--- start ---
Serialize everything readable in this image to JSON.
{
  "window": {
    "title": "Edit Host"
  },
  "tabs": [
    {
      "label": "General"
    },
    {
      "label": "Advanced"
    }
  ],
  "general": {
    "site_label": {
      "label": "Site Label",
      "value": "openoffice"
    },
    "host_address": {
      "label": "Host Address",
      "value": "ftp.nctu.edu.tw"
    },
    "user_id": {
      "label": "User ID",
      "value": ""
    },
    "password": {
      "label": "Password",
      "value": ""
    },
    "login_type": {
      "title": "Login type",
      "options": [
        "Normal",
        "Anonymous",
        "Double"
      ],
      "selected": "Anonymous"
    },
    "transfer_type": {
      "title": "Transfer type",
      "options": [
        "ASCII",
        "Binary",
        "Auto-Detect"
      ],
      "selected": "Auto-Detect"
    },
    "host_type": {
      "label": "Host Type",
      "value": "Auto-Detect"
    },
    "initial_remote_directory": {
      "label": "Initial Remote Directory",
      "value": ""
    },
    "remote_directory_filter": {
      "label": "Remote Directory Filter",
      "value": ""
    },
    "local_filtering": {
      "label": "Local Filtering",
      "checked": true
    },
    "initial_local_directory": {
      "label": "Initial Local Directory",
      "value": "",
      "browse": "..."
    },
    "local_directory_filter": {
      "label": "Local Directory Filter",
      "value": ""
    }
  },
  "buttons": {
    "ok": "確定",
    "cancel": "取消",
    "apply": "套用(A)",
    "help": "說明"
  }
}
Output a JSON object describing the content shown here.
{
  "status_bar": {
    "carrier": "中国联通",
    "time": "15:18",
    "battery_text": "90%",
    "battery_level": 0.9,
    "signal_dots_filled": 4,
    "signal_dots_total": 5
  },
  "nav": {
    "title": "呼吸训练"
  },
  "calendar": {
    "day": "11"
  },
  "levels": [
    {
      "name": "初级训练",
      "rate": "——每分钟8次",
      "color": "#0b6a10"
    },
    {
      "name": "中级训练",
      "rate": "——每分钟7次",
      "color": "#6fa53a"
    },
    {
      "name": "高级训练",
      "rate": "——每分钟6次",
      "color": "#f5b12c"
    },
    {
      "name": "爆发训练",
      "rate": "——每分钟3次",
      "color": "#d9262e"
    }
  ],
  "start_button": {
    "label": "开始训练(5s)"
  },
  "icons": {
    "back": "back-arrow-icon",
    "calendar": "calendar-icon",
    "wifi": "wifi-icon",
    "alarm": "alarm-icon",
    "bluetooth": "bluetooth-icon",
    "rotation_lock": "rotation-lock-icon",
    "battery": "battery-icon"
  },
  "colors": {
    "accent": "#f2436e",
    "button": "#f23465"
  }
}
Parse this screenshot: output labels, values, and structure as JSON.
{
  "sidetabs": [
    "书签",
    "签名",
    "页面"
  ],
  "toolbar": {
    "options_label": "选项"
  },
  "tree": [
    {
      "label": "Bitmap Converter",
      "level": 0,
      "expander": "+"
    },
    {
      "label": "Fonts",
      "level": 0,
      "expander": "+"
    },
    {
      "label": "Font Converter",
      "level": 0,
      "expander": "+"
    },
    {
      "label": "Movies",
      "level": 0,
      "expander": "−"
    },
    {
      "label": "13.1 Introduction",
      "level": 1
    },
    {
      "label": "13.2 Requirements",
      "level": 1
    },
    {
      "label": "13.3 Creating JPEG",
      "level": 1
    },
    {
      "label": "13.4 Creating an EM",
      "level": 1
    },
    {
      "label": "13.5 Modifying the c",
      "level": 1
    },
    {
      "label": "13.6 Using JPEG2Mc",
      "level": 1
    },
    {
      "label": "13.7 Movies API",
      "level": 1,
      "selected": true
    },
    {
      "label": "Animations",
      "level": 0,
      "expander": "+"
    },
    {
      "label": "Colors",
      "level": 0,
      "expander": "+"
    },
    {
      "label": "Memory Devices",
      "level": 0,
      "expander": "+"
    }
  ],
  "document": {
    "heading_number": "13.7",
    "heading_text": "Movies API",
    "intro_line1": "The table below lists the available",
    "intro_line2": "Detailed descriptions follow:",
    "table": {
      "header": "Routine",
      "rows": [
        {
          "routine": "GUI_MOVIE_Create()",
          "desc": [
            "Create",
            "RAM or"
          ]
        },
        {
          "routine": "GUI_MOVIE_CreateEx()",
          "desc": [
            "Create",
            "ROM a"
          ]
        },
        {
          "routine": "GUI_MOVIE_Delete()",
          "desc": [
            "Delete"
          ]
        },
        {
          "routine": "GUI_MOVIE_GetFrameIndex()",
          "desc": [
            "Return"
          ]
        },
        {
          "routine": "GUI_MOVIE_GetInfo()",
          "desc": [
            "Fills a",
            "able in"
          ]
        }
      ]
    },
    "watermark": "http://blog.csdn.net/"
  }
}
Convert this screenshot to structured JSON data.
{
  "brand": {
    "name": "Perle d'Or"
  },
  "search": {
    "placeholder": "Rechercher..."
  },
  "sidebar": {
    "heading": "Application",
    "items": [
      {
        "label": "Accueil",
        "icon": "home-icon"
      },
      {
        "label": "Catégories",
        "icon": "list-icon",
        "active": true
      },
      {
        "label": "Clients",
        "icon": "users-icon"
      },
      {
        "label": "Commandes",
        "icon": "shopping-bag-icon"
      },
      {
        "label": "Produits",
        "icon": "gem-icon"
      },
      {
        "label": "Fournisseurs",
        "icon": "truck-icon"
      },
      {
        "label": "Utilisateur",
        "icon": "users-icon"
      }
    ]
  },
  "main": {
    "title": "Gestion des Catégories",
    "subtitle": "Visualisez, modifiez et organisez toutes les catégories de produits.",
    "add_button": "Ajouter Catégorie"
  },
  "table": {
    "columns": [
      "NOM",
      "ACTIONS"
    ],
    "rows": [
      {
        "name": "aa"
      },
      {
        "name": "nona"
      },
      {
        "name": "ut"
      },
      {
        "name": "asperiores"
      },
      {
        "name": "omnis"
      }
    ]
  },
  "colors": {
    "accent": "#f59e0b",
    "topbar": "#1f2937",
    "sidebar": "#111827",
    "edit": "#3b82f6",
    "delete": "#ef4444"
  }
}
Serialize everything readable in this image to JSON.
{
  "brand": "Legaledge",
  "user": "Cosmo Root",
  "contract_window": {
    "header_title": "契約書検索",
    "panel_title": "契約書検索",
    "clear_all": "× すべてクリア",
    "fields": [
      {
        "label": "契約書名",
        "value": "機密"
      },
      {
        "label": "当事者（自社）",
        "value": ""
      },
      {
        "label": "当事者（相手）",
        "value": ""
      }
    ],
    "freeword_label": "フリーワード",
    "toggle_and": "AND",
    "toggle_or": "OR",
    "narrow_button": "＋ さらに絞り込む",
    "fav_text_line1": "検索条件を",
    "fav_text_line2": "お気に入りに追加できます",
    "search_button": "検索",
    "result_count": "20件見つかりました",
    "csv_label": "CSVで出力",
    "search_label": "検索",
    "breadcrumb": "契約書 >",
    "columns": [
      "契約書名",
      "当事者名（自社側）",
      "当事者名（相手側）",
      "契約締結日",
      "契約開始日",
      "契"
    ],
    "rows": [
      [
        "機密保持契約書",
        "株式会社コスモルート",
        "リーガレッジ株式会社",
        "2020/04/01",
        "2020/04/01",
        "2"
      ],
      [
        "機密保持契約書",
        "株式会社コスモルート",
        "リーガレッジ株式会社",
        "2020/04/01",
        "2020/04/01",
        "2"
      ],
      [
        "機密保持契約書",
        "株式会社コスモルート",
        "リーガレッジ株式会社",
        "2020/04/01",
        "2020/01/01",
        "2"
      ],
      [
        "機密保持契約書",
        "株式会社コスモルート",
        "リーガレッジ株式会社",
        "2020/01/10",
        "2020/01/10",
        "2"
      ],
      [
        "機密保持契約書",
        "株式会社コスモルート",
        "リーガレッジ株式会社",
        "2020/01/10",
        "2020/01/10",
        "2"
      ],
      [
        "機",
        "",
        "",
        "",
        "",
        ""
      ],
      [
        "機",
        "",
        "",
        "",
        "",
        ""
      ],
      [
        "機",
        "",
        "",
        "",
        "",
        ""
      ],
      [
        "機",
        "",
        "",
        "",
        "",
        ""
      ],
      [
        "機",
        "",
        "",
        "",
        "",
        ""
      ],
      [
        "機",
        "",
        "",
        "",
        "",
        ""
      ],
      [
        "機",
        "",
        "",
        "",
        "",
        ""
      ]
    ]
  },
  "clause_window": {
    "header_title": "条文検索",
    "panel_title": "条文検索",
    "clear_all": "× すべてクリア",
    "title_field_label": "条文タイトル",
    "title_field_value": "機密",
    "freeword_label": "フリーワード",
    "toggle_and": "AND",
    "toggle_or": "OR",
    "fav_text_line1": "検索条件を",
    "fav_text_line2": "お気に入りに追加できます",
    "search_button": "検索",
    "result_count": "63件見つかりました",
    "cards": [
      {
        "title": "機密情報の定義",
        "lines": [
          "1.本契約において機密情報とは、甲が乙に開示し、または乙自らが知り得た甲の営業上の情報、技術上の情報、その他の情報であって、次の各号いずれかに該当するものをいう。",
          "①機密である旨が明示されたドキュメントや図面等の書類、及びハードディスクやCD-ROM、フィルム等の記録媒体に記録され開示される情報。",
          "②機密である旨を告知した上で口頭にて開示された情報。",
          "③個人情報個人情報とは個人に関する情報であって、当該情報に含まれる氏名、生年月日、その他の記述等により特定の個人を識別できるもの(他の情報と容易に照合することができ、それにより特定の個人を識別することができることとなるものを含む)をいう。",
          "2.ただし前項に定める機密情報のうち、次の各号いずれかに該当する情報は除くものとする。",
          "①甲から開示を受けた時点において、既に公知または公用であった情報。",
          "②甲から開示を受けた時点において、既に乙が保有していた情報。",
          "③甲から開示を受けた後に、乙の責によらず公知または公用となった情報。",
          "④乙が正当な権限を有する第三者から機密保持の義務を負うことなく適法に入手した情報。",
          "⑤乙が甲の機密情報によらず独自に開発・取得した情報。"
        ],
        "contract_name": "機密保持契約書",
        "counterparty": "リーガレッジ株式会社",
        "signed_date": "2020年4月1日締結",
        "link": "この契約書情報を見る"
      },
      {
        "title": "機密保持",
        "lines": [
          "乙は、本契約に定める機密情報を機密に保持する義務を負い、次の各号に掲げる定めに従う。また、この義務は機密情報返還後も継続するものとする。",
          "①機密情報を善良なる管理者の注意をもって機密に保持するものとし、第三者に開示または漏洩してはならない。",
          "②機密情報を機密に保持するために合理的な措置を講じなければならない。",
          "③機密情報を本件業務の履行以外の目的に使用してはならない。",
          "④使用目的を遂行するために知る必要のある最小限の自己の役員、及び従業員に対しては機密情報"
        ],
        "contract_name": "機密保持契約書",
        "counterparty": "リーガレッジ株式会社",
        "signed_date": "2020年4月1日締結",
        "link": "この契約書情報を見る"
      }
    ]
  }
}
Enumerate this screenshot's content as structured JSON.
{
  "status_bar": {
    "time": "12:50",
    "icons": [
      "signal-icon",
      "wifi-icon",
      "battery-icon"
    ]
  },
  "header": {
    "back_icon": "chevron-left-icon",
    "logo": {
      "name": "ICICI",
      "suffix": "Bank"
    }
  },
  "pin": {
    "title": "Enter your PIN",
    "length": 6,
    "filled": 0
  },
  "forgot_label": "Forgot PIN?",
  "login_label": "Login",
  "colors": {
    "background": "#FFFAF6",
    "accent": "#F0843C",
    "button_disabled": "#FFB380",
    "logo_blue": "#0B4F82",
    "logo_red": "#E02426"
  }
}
--- end ---
Your objective:
Repeat the line that contains "Enumerate this screenshot's", then every line after it until the records end, with nothing added.

Written response:
Enumerate this screenshot's content as structured JSON.
{
  "status_bar": {
    "time": "12:50",
    "icons": [
      "signal-icon",
      "wifi-icon",
      "battery-icon"
    ]
  },
  "header": {
    "back_icon": "chevron-left-icon",
    "logo": {
      "name": "ICICI",
      "suffix": "Bank"
    }
  },
  "pin": {
    "title": "Enter your PIN",
    "length": 6,
    "filled": 0
  },
  "forgot_label": "Forgot PIN?",
  "login_label": "Login",
  "colors": {
    "background": "#FFFAF6",
    "accent": "#F0843C",
    "button_disabled": "#FFB380",
    "logo_blue": "#0B4F82",
    "logo_red": "#E02426"
  }
}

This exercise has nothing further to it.